WHAT YOU SHOULD DO — Return the listing below exactly, with the pictures dropped.

THE DATA —
□ □ □ □ □

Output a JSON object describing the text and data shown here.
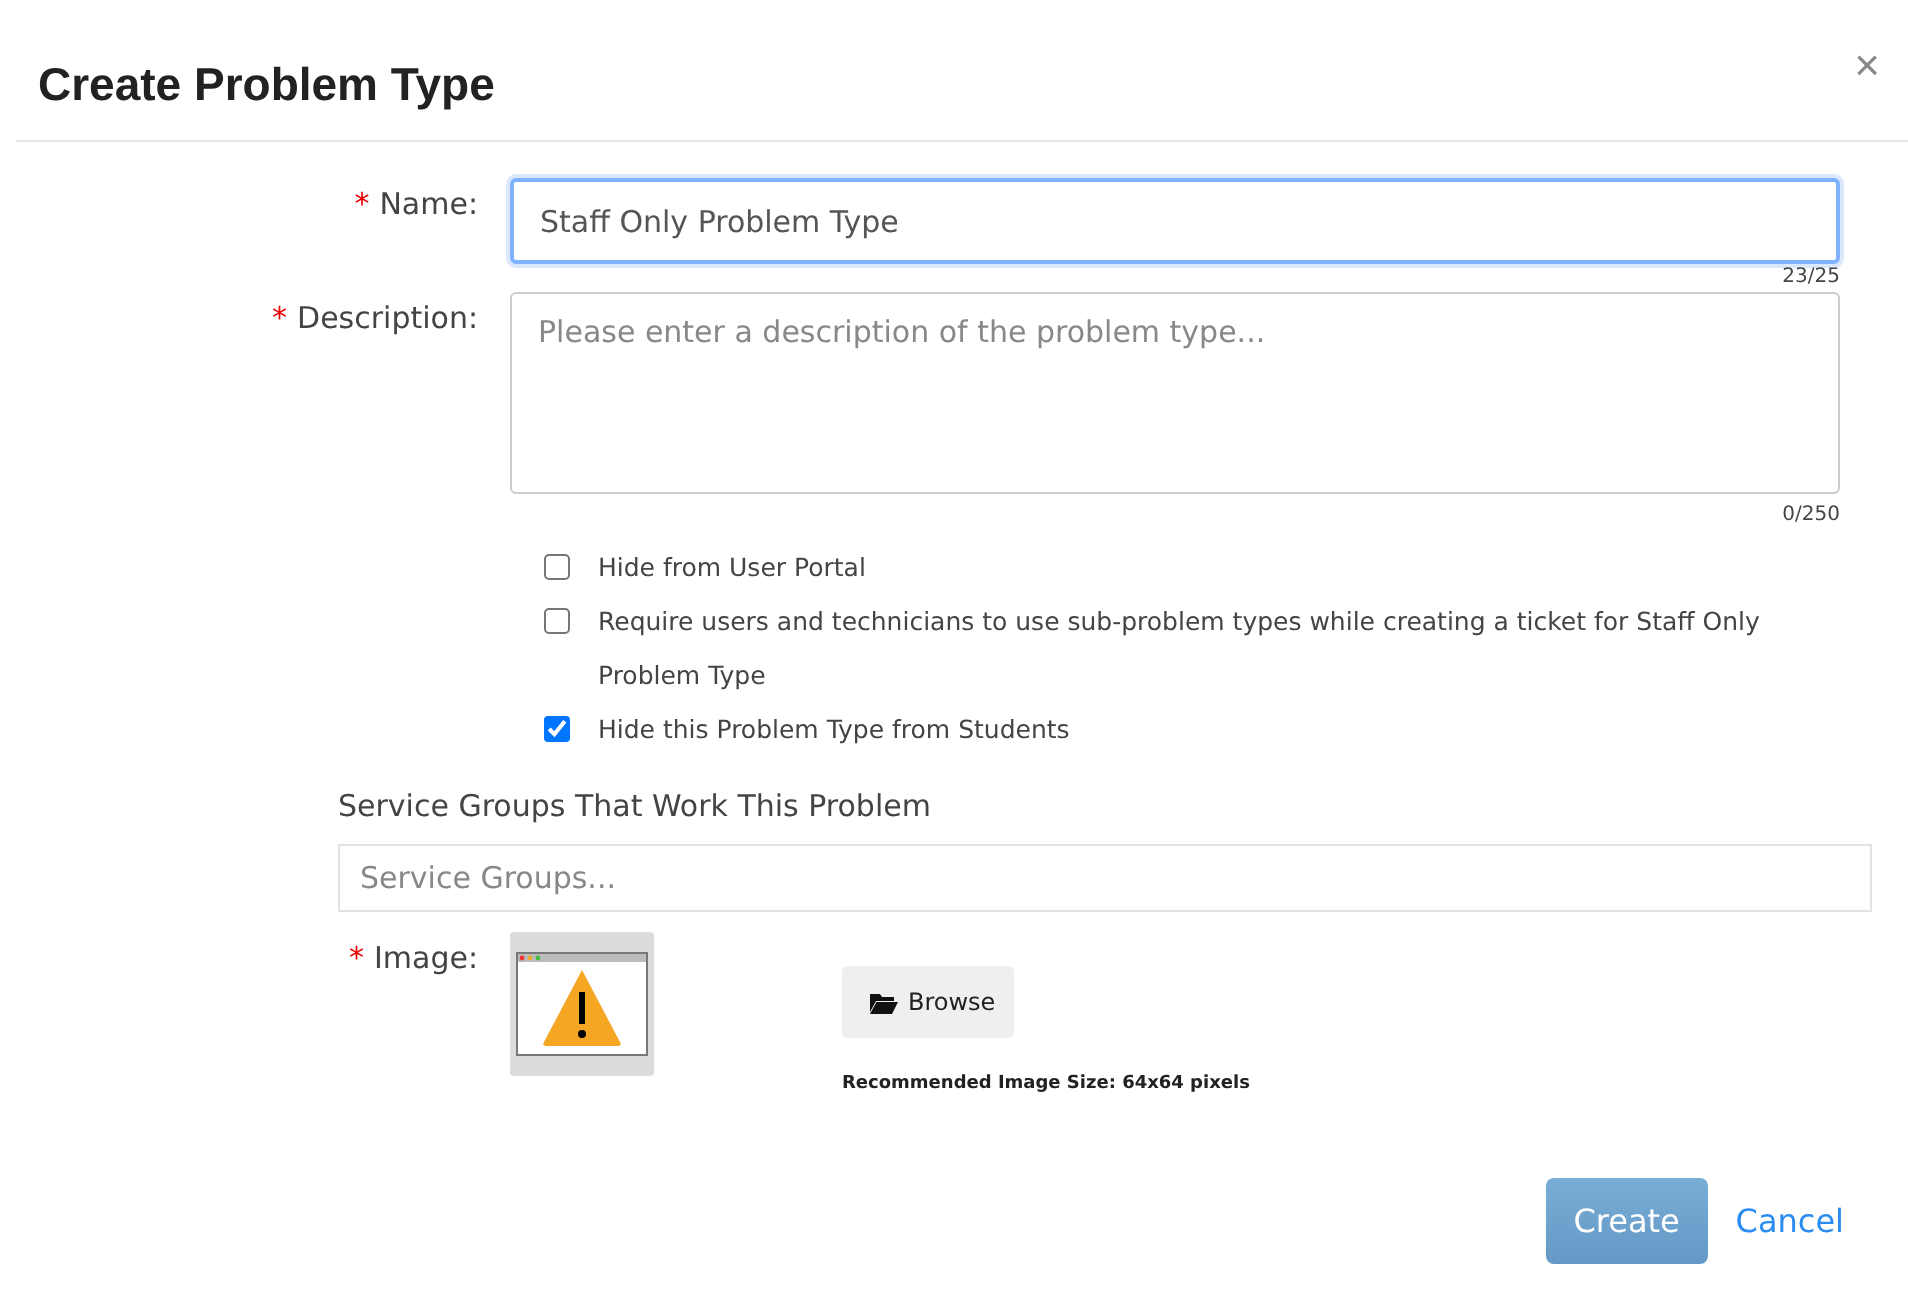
{
  "dialog": {
    "title": "Create Problem Type",
    "close": "×"
  },
  "fields": [
    {
      "label": "Name:",
      "required_mark": "*",
      "value": "Staff Only Problem Type",
      "counter": "23/25",
      "focused": true
    },
    {
      "label": "Description:",
      "required_mark": "*",
      "placeholder": "Please enter a description of the problem type...",
      "counter": "0/250",
      "focused": false
    }
  ],
  "options": [
    {
      "label": "Hide from User Portal",
      "checked": false
    },
    {
      "label": "Require users and technicians to use sub-problem types while creating a ticket for Staff Only Problem Type",
      "checked": false
    },
    {
      "label": "Hide this Problem Type from Students",
      "checked": true
    }
  ],
  "service_groups": {
    "heading": "Service Groups That Work This Problem",
    "placeholder": "Service Groups..."
  },
  "image": {
    "label": "Image:",
    "required_mark": "*",
    "browse": "Browse",
    "hint": "Recommended Image Size: 64x64 pixels"
  },
  "buttons": {
    "create": "Create",
    "cancel": "Cancel"
  }
}
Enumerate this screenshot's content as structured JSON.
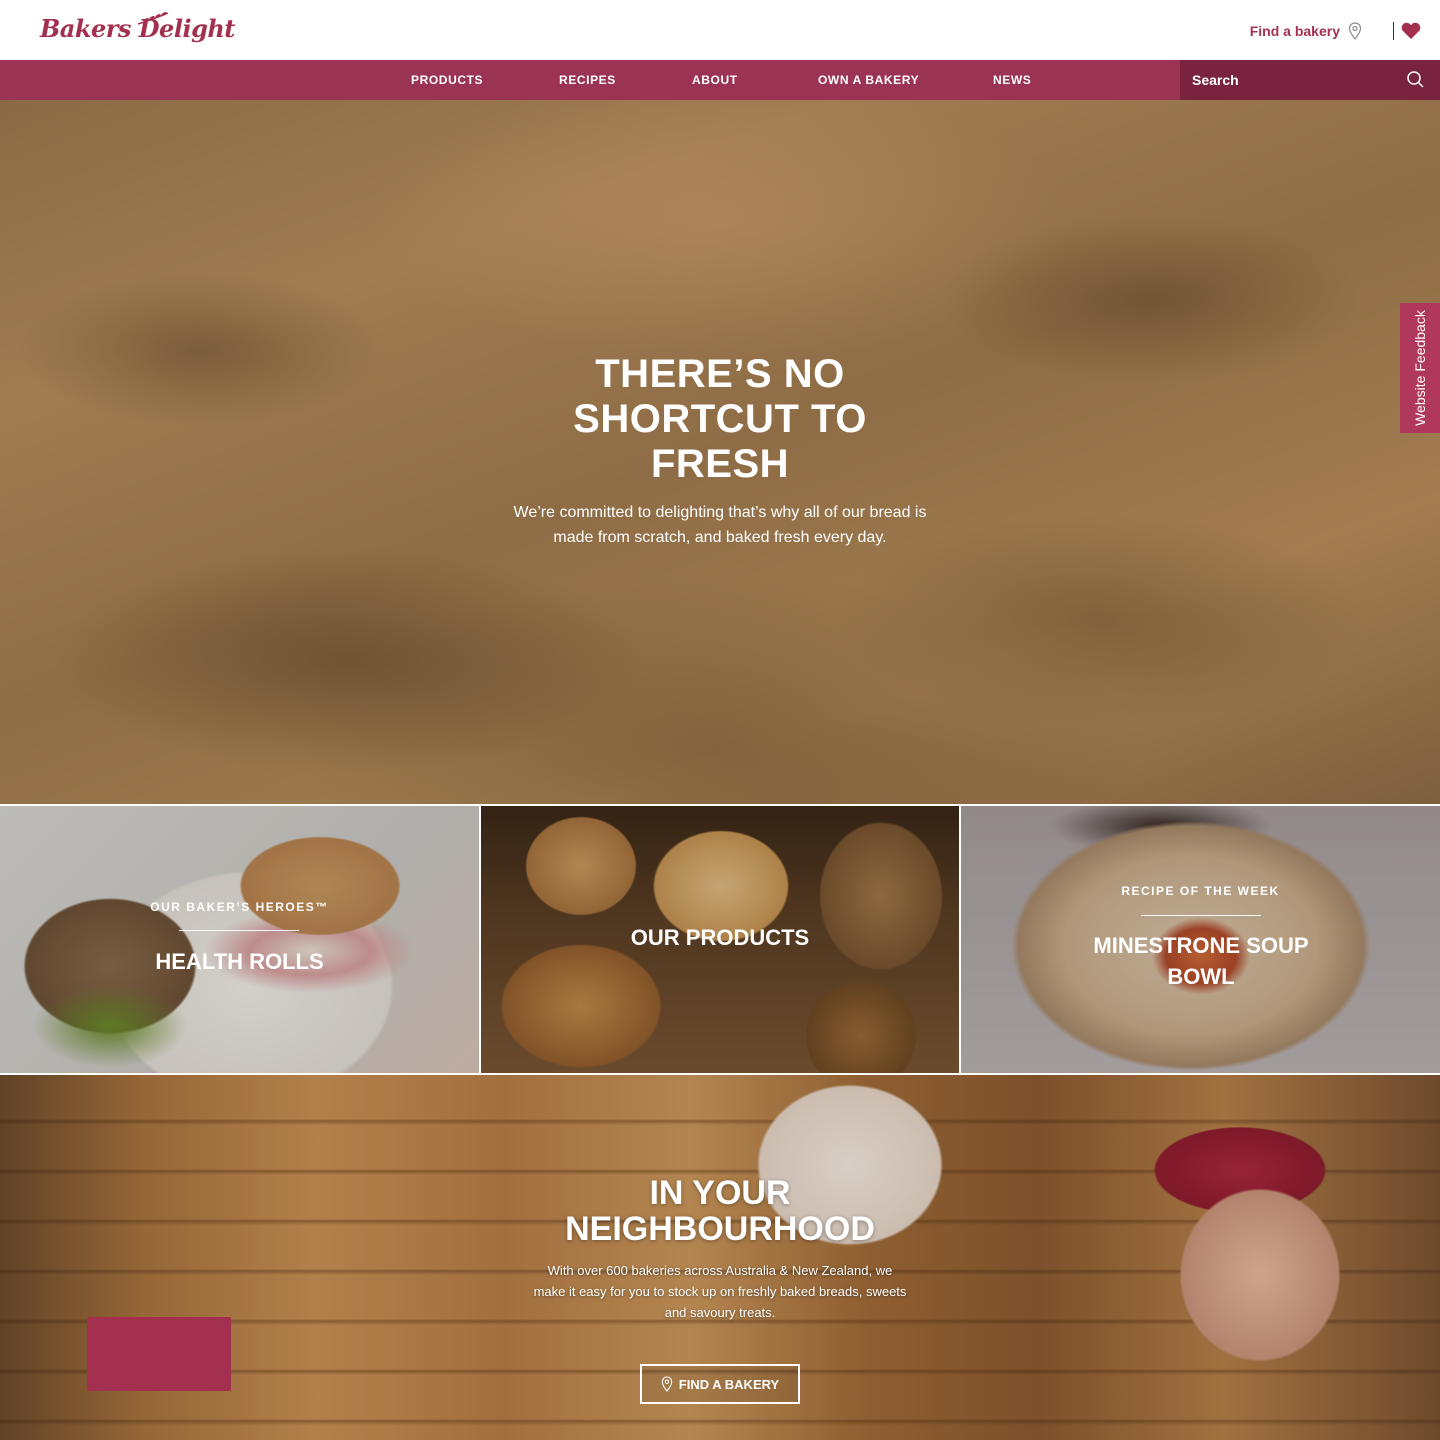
{
  "header": {
    "logo_text": "Bakers Delight",
    "find_bakery_label": "Find a bakery"
  },
  "nav": {
    "items": [
      {
        "label": "PRODUCTS"
      },
      {
        "label": "RECIPES"
      },
      {
        "label": "ABOUT"
      },
      {
        "label": "OWN A BAKERY"
      },
      {
        "label": "NEWS"
      }
    ],
    "search_placeholder": "Search"
  },
  "hero": {
    "title": "THERE’S NO SHORTCUT TO FRESH",
    "subtitle": "We’re committed to delighting that’s why all of our bread is made from scratch, and baked fresh every day."
  },
  "feedback": {
    "label": "Website Feedback"
  },
  "tiles": [
    {
      "kicker": "OUR BAKER’S HEROES™",
      "title": "HEALTH ROLLS"
    },
    {
      "kicker": "",
      "title": "OUR PRODUCTS"
    },
    {
      "kicker": "RECIPE OF THE WEEK",
      "title": "MINESTRONE SOUP BOWL"
    }
  ],
  "neighbourhood": {
    "title": "IN YOUR NEIGHBOURHOOD",
    "subtitle": "With over 600 bakeries across Australia & New Zealand, we make it easy for you to stock up on freshly baked breads, sweets and savoury treats.",
    "button_label": "FIND A BAKERY"
  },
  "colors": {
    "brand": "#9b3354",
    "brand_dark": "#7a2341",
    "feedback": "#b0385c"
  },
  "icons": [
    "wheat-icon",
    "location-pin-icon",
    "heart-icon",
    "search-icon"
  ]
}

□ □ □ □ □

TASK OUTPUT —
Output a JSON object describing the text and data shown here.
{
  "dialog": {
    "title": "Create Problem Type",
    "close": "×"
  },
  "fields": [
    {
      "label": "Name:",
      "required_mark": "*",
      "value": "Staff Only Problem Type",
      "counter": "23/25",
      "focused": true
    },
    {
      "label": "Description:",
      "required_mark": "*",
      "placeholder": "Please enter a description of the problem type...",
      "counter": "0/250",
      "focused": false
    }
  ],
  "options": [
    {
      "label": "Hide from User Portal",
      "checked": false
    },
    {
      "label": "Require users and technicians to use sub-problem types while creating a ticket for Staff Only Problem Type",
      "checked": false
    },
    {
      "label": "Hide this Problem Type from Students",
      "checked": true
    }
  ],
  "service_groups": {
    "heading": "Service Groups That Work This Problem",
    "placeholder": "Service Groups..."
  },
  "image": {
    "label": "Image:",
    "required_mark": "*",
    "browse": "Browse",
    "hint": "Recommended Image Size: 64x64 pixels"
  },
  "buttons": {
    "create": "Create",
    "cancel": "Cancel"
  }
}
Enumerate this screenshot's content as structured JSON.
{
  "header": {
    "logo_text": "Bakers Delight",
    "find_bakery_label": "Find a bakery"
  },
  "nav": {
    "items": [
      {
        "label": "PRODUCTS"
      },
      {
        "label": "RECIPES"
      },
      {
        "label": "ABOUT"
      },
      {
        "label": "OWN A BAKERY"
      },
      {
        "label": "NEWS"
      }
    ],
    "search_placeholder": "Search"
  },
  "hero": {
    "title": "THERE’S NO SHORTCUT TO FRESH",
    "subtitle": "We’re committed to delighting that’s why all of our bread is made from scratch, and baked fresh every day."
  },
  "feedback": {
    "label": "Website Feedback"
  },
  "tiles": [
    {
      "kicker": "OUR BAKER’S HEROES™",
      "title": "HEALTH ROLLS"
    },
    {
      "kicker": "",
      "title": "OUR PRODUCTS"
    },
    {
      "kicker": "RECIPE OF THE WEEK",
      "title": "MINESTRONE SOUP BOWL"
    }
  ],
  "neighbourhood": {
    "title": "IN YOUR NEIGHBOURHOOD",
    "subtitle": "With over 600 bakeries across Australia & New Zealand, we make it easy for you to stock up on freshly baked breads, sweets and savoury treats.",
    "button_label": "FIND A BAKERY"
  },
  "colors": {
    "brand": "#9b3354",
    "brand_dark": "#7a2341",
    "feedback": "#b0385c"
  },
  "icons": [
    "wheat-icon",
    "location-pin-icon",
    "heart-icon",
    "search-icon"
  ]
}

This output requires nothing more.